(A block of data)
───
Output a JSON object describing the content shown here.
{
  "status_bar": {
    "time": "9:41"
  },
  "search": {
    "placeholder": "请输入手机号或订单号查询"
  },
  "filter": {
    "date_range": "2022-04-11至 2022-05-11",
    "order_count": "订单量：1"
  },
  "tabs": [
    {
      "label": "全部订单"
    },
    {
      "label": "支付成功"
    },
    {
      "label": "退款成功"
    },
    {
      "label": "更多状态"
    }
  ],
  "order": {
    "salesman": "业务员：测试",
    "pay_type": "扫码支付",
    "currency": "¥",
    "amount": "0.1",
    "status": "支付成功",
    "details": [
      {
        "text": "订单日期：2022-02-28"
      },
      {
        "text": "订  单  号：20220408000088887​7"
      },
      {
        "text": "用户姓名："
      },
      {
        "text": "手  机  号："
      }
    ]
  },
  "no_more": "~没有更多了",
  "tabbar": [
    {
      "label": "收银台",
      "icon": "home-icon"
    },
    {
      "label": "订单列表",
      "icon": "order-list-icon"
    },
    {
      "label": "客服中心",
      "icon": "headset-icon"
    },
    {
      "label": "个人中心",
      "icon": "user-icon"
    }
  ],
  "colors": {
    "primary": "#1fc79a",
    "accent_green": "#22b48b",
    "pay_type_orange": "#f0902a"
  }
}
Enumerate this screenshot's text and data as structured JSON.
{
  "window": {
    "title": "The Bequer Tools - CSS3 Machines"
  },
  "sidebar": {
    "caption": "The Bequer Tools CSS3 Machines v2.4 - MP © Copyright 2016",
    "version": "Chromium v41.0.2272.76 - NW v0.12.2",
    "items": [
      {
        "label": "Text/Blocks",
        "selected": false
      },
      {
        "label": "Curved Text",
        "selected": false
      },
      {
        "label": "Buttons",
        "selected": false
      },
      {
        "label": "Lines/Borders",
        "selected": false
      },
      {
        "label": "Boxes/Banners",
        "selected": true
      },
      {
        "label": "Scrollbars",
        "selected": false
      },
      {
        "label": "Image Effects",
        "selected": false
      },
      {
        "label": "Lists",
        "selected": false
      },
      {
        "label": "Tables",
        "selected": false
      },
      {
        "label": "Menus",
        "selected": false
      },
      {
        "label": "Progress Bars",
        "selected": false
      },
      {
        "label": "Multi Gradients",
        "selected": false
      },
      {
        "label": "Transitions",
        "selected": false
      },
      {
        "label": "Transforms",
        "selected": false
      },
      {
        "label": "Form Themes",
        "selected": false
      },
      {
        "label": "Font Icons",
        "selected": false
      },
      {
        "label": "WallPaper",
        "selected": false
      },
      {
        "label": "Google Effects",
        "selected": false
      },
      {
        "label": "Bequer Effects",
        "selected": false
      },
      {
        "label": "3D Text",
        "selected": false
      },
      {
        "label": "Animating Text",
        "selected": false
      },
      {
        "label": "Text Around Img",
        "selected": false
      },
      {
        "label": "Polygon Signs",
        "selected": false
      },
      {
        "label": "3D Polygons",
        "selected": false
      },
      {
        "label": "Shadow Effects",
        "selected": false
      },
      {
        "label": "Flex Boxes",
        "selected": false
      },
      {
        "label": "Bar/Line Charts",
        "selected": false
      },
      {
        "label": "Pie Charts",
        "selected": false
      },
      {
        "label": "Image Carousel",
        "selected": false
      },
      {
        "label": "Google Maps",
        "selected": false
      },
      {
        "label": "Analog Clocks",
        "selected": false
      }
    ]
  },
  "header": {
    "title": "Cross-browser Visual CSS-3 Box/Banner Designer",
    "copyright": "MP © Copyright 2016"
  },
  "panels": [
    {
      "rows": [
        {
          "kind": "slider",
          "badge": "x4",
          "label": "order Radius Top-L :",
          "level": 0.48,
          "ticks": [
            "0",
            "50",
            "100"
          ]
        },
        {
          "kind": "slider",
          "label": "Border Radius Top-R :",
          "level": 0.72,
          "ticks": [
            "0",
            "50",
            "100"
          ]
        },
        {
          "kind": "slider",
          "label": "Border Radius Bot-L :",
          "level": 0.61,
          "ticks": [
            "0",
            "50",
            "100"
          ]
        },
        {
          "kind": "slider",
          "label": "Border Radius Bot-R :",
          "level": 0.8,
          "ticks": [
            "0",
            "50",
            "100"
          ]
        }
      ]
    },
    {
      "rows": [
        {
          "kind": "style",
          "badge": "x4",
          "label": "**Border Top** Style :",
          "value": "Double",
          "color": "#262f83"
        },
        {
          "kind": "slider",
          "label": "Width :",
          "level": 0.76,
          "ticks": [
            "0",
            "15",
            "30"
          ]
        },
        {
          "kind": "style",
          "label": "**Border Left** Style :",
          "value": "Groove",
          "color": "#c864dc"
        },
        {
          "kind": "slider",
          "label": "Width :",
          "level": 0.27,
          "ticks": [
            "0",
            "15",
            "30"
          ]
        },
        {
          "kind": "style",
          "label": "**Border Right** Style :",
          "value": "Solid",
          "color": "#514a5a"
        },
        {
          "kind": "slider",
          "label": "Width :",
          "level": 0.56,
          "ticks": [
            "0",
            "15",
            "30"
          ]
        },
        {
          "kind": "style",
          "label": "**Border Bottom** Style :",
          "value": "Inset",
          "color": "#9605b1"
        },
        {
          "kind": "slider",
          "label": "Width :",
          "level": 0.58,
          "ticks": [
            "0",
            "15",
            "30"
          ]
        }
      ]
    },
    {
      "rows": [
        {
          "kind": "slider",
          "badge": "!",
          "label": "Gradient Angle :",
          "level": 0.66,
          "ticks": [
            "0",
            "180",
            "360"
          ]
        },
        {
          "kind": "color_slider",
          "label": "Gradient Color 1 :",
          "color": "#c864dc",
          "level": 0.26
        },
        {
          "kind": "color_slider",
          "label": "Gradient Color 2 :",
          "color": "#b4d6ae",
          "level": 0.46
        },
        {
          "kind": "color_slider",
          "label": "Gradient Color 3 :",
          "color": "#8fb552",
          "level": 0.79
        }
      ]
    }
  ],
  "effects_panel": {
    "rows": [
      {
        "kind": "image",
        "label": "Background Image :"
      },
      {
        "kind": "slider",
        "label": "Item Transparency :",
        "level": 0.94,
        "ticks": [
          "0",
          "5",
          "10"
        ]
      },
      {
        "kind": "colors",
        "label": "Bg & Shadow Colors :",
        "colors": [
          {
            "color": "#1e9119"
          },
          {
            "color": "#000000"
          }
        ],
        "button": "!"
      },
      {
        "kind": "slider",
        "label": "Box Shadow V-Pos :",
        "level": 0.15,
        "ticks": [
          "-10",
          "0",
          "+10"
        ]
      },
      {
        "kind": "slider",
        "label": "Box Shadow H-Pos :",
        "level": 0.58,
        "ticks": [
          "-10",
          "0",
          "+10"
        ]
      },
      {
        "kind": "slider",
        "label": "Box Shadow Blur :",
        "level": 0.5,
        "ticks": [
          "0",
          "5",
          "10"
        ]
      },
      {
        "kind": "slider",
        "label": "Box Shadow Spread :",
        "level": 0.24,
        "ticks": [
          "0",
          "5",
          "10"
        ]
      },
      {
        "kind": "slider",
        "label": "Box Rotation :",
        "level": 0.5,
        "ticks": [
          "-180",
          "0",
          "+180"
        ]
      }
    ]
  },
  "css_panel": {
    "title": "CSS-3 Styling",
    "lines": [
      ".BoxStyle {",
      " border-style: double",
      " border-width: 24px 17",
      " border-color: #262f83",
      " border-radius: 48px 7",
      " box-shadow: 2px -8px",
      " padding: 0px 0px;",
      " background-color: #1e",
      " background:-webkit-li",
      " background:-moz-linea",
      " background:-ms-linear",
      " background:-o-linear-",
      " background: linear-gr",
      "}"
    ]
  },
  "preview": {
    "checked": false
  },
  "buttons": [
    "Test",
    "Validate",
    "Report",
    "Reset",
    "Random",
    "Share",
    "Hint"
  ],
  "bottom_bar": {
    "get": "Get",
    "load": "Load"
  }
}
───
▶ **What the task asks**
Copy every line of the listing containing the string "Boxes".

▶ **Task output**
        "label": "Boxes/Banners",
        "label": "Flex Boxes",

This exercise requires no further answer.